• **Given request**: Only a number is required: how many lines of the material contain the word "自然段到第"?

[Data entries]
(begin)

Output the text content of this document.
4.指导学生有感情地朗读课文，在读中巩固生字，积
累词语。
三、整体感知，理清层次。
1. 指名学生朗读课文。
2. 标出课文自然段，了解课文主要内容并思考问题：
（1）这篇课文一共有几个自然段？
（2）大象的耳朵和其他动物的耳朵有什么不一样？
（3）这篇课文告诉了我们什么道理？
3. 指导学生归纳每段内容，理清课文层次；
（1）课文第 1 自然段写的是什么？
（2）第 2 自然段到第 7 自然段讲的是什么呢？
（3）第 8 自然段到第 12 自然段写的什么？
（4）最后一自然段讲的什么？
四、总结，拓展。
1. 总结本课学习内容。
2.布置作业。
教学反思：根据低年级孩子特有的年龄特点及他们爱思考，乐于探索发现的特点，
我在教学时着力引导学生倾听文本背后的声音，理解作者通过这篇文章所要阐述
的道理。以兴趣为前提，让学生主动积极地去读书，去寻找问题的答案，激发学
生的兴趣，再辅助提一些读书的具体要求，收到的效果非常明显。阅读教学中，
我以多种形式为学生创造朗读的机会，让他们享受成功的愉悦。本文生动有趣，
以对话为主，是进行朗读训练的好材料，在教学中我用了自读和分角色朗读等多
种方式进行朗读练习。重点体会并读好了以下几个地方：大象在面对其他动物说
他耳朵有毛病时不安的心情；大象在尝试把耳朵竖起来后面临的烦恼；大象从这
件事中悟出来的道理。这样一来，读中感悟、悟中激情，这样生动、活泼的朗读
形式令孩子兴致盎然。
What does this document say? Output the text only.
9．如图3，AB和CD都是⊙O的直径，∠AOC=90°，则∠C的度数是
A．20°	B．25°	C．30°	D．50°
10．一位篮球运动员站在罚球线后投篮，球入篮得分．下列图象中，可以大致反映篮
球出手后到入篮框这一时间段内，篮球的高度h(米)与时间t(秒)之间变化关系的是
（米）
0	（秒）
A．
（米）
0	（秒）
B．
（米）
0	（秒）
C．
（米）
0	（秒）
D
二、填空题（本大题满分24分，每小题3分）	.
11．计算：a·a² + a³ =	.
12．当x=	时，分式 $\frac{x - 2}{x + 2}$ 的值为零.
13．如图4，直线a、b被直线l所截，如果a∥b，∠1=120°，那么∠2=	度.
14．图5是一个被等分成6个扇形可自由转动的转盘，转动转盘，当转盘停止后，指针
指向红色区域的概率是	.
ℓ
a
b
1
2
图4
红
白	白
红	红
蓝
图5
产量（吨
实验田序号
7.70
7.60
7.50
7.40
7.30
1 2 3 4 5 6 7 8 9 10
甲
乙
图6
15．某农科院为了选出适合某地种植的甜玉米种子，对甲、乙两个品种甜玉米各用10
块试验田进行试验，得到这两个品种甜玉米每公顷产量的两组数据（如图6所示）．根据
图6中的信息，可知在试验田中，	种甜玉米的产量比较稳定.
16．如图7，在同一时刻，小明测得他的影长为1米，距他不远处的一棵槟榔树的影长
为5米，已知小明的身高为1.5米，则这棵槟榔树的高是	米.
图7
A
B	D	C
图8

(end)

• **Task solution**: 2